Task to complete: Every line of the records below should be restated exactly.
* Start Data provided *
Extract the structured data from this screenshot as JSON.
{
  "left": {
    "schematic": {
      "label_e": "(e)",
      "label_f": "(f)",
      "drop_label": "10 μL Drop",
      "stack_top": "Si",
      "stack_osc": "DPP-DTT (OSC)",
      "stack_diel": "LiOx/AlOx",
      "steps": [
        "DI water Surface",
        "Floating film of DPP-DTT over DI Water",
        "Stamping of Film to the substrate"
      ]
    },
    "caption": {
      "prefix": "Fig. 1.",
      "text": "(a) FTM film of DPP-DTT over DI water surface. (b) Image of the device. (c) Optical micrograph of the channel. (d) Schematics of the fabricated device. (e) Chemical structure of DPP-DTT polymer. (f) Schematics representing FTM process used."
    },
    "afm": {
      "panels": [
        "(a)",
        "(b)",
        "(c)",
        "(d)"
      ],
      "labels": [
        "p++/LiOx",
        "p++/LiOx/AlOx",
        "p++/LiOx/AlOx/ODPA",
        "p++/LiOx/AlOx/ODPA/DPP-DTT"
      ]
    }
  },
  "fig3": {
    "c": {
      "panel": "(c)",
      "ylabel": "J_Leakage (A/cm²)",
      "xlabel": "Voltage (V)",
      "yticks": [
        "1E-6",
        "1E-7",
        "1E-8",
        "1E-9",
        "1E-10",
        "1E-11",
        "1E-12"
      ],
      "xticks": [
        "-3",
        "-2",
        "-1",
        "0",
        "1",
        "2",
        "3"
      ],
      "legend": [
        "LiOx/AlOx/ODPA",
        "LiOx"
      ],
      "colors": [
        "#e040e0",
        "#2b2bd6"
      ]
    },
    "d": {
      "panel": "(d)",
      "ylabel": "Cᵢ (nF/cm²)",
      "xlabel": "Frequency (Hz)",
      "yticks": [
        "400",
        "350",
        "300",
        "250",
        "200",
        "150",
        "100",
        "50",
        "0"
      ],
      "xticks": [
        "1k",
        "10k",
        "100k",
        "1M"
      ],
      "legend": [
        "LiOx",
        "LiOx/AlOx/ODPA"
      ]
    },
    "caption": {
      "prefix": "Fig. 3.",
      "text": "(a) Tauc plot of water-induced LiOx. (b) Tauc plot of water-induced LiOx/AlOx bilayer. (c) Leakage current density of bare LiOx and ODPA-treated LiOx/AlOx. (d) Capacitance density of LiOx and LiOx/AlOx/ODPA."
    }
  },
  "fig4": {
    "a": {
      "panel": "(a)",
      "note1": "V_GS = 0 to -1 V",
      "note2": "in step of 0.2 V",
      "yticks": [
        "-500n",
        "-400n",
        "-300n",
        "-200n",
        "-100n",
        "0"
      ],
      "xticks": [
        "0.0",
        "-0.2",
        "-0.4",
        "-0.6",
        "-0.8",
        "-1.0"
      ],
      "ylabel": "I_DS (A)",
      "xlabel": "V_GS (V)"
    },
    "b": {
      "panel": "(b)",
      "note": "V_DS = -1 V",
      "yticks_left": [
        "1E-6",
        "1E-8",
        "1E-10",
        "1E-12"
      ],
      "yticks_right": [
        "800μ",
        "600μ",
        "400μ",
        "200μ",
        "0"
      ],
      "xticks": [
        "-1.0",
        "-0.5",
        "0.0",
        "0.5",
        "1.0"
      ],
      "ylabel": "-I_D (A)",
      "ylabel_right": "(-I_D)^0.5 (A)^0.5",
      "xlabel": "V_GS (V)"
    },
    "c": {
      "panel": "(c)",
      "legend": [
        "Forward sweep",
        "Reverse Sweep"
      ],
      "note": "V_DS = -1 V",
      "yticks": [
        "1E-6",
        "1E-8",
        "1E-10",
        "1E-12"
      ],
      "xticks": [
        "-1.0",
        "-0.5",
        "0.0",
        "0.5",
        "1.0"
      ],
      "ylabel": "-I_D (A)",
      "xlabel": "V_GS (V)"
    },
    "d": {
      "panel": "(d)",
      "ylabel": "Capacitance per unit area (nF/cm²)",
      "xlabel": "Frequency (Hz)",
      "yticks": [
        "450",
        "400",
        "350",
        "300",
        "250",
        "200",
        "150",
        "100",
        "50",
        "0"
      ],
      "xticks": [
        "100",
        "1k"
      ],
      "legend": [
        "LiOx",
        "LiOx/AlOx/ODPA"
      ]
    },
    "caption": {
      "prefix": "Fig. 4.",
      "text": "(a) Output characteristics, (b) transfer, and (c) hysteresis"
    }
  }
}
* End Data provided *
Result of the task:
Extract the structured data from this screenshot as JSON.
{
  "left": {
    "schematic": {
      "label_e": "(e)",
      "label_f": "(f)",
      "drop_label": "10 μL Drop",
      "stack_top": "Si",
      "stack_osc": "DPP-DTT (OSC)",
      "stack_diel": "LiOx/AlOx",
      "steps": [
        "DI water Surface",
        "Floating film of DPP-DTT over DI Water",
        "Stamping of Film to the substrate"
      ]
    },
    "caption": {
      "prefix": "Fig. 1.",
      "text": "(a) FTM film of DPP-DTT over DI water surface. (b) Image of the device. (c) Optical micrograph of the channel. (d) Schematics of the fabricated device. (e) Chemical structure of DPP-DTT polymer. (f) Schematics representing FTM process used."
    },
    "afm": {
      "panels": [
        "(a)",
        "(b)",
        "(c)",
        "(d)"
      ],
      "labels": [
        "p++/LiOx",
        "p++/LiOx/AlOx",
        "p++/LiOx/AlOx/ODPA",
        "p++/LiOx/AlOx/ODPA/DPP-DTT"
      ]
    }
  },
  "fig3": {
    "c": {
      "panel": "(c)",
      "ylabel": "J_Leakage (A/cm²)",
      "xlabel": "Voltage (V)",
      "yticks": [
        "1E-6",
        "1E-7",
        "1E-8",
        "1E-9",
        "1E-10",
        "1E-11",
        "1E-12"
      ],
      "xticks": [
        "-3",
        "-2",
        "-1",
        "0",
        "1",
        "2",
        "3"
      ],
      "legend": [
        "LiOx/AlOx/ODPA",
        "LiOx"
      ],
      "colors": [
        "#e040e0",
        "#2b2bd6"
      ]
    },
    "d": {
      "panel": "(d)",
      "ylabel": "Cᵢ (nF/cm²)",
      "xlabel": "Frequency (Hz)",
      "yticks": [
        "400",
        "350",
        "300",
        "250",
        "200",
        "150",
        "100",
        "50",
        "0"
      ],
      "xticks": [
        "1k",
        "10k",
        "100k",
        "1M"
      ],
      "legend": [
        "LiOx",
        "LiOx/AlOx/ODPA"
      ]
    },
    "caption": {
      "prefix": "Fig. 3.",
      "text": "(a) Tauc plot of water-induced LiOx. (b) Tauc plot of water-induced LiOx/AlOx bilayer. (c) Leakage current density of bare LiOx and ODPA-treated LiOx/AlOx. (d) Capacitance density of LiOx and LiOx/AlOx/ODPA."
    }
  },
  "fig4": {
    "a": {
      "panel": "(a)",
      "note1": "V_GS = 0 to -1 V",
      "note2": "in step of 0.2 V",
      "yticks": [
        "-500n",
        "-400n",
        "-300n",
        "-200n",
        "-100n",
        "0"
      ],
      "xticks": [
        "0.0",
        "-0.2",
        "-0.4",
        "-0.6",
        "-0.8",
        "-1.0"
      ],
      "ylabel": "I_DS (A)",
      "xlabel": "V_GS (V)"
    },
    "b": {
      "panel": "(b)",
      "note": "V_DS = -1 V",
      "yticks_left": [
        "1E-6",
        "1E-8",
        "1E-10",
        "1E-12"
      ],
      "yticks_right": [
        "800μ",
        "600μ",
        "400μ",
        "200μ",
        "0"
      ],
      "xticks": [
        "-1.0",
        "-0.5",
        "0.0",
        "0.5",
        "1.0"
      ],
      "ylabel": "-I_D (A)",
      "ylabel_right": "(-I_D)^0.5 (A)^0.5",
      "xlabel": "V_GS (V)"
    },
    "c": {
      "panel": "(c)",
      "legend": [
        "Forward sweep",
        "Reverse Sweep"
      ],
      "note": "V_DS = -1 V",
      "yticks": [
        "1E-6",
        "1E-8",
        "1E-10",
        "1E-12"
      ],
      "xticks": [
        "-1.0",
        "-0.5",
        "0.0",
        "0.5",
        "1.0"
      ],
      "ylabel": "-I_D (A)",
      "xlabel": "V_GS (V)"
    },
    "d": {
      "panel": "(d)",
      "ylabel": "Capacitance per unit area (nF/cm²)",
      "xlabel": "Frequency (Hz)",
      "yticks": [
        "450",
        "400",
        "350",
        "300",
        "250",
        "200",
        "150",
        "100",
        "50",
        "0"
      ],
      "xticks": [
        "100",
        "1k"
      ],
      "legend": [
        "LiOx",
        "LiOx/AlOx/ODPA"
      ]
    },
    "caption": {
      "prefix": "Fig. 4.",
      "text": "(a) Output characteristics, (b) transfer, and (c) hysteresis"
    }
  }
}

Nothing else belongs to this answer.